▶ The problem
Output all the data exactly. Pictures do not belong in the copy.

Data extracted from a collection:

__________________________________________________

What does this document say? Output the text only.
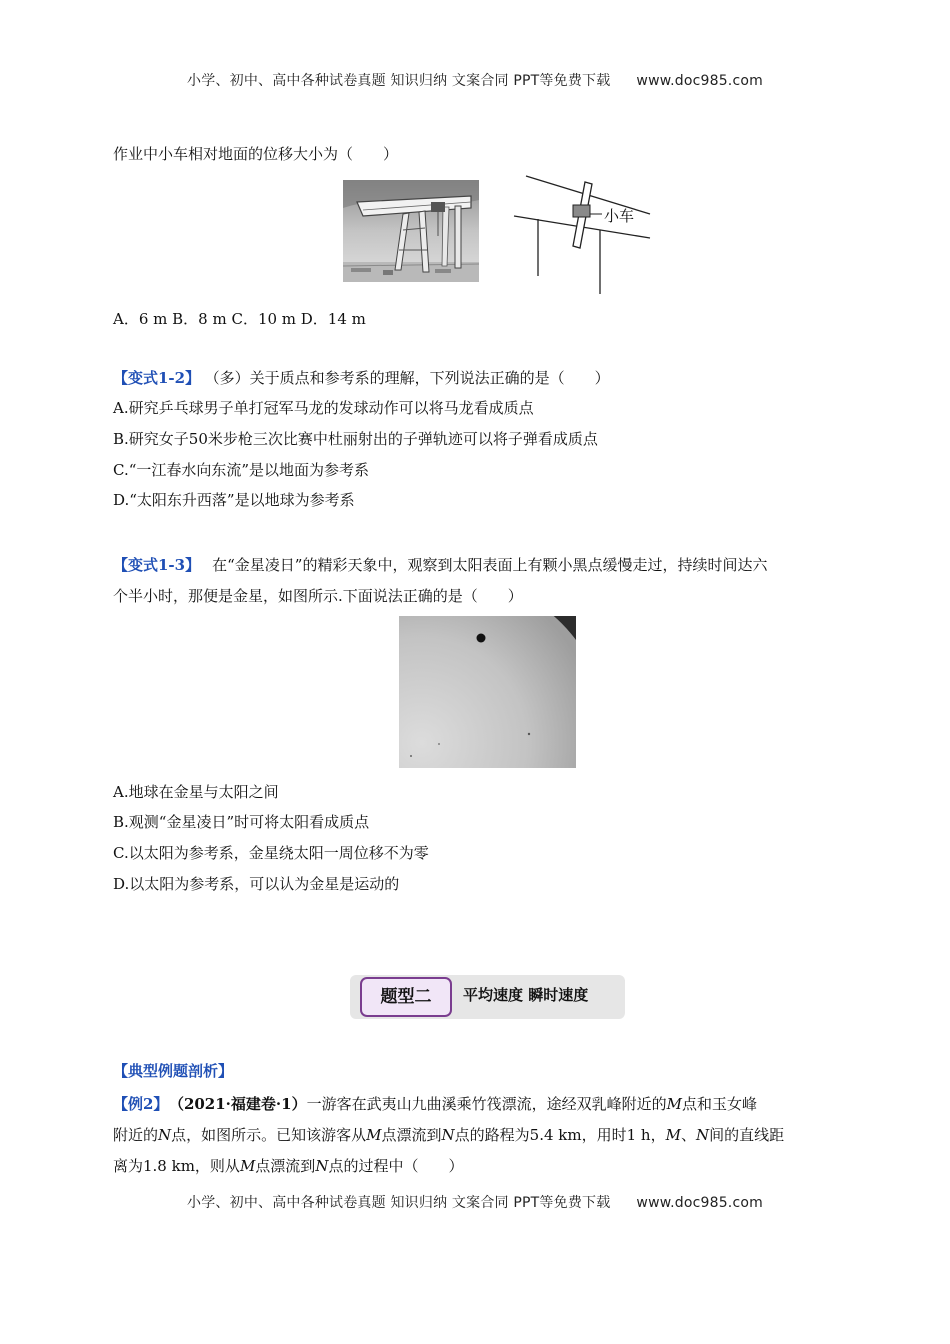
小学、初中、高中各种试卷真题 知识归纳 文案合同 PPT等免费下载 www.doc985.com
作业中小车相对地面的位移大小为（　　）
小车
A．6 m B．8 m C．10 m D．14 m
【变式1-2】 （多）关于质点和参考系的理解，下列说法正确的是（　　）
A.研究乒乓球男子单打冠军马龙的发球动作可以将马龙看成质点
B.研究女子50米步枪三次比赛中杜丽射出的子弹轨迹可以将子弹看成质点
C.“一江春水向东流”是以地面为参考系
D.“太阳东升西落”是以地球为参考系
【变式1-3】 在“金星凌日”的精彩天象中，观察到太阳表面上有颗小黑点缓慢走过，持续时间达六
个半小时，那便是金星，如图所示.下面说法正确的是（　　）
A.地球在金星与太阳之间
B.观测“金星凌日”时可将太阳看成质点
C.以太阳为参考系，金星绕太阳一周位移不为零
D.以太阳为参考系，可以认为金星是运动的
题型二	平均速度 瞬时速度
【典型例题剖析】
【例2】 （2021·福建卷·1）一游客在武夷山九曲溪乘竹筏漂流，途经双乳峰附近的M点和玉女峰
附近的N点，如图所示。已知该游客从M点漂流到N点的路程为5.4 km，用时1 h，M、N间的直线距
离为1.8 km，则从M点漂流到N点的过程中（　　）
小学、初中、高中各种试卷真题 知识归纳 文案合同 PPT等免费下载 www.doc985.com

__________________________________________________

▶ The response
What does this document say? Output the text only.
小学、初中、高中各种试卷真题 知识归纳 文案合同 PPT等免费下载 www.doc985.com
作业中小车相对地面的位移大小为（　　）
小车
A．6 m B．8 m C．10 m D．14 m
【变式1-2】 （多）关于质点和参考系的理解，下列说法正确的是（　　）
A.研究乒乓球男子单打冠军马龙的发球动作可以将马龙看成质点
B.研究女子50米步枪三次比赛中杜丽射出的子弹轨迹可以将子弹看成质点
C.“一江春水向东流”是以地面为参考系
D.“太阳东升西落”是以地球为参考系
【变式1-3】 在“金星凌日”的精彩天象中，观察到太阳表面上有颗小黑点缓慢走过，持续时间达六
个半小时，那便是金星，如图所示.下面说法正确的是（　　）
A.地球在金星与太阳之间
B.观测“金星凌日”时可将太阳看成质点
C.以太阳为参考系，金星绕太阳一周位移不为零
D.以太阳为参考系，可以认为金星是运动的
题型二	平均速度 瞬时速度
【典型例题剖析】
【例2】 （2021·福建卷·1）一游客在武夷山九曲溪乘竹筏漂流，途经双乳峰附近的M点和玉女峰
附近的N点，如图所示。已知该游客从M点漂流到N点的路程为5.4 km，用时1 h，M、N间的直线距
离为1.8 km，则从M点漂流到N点的过程中（　　）
小学、初中、高中各种试卷真题 知识归纳 文案合同 PPT等免费下载 www.doc985.com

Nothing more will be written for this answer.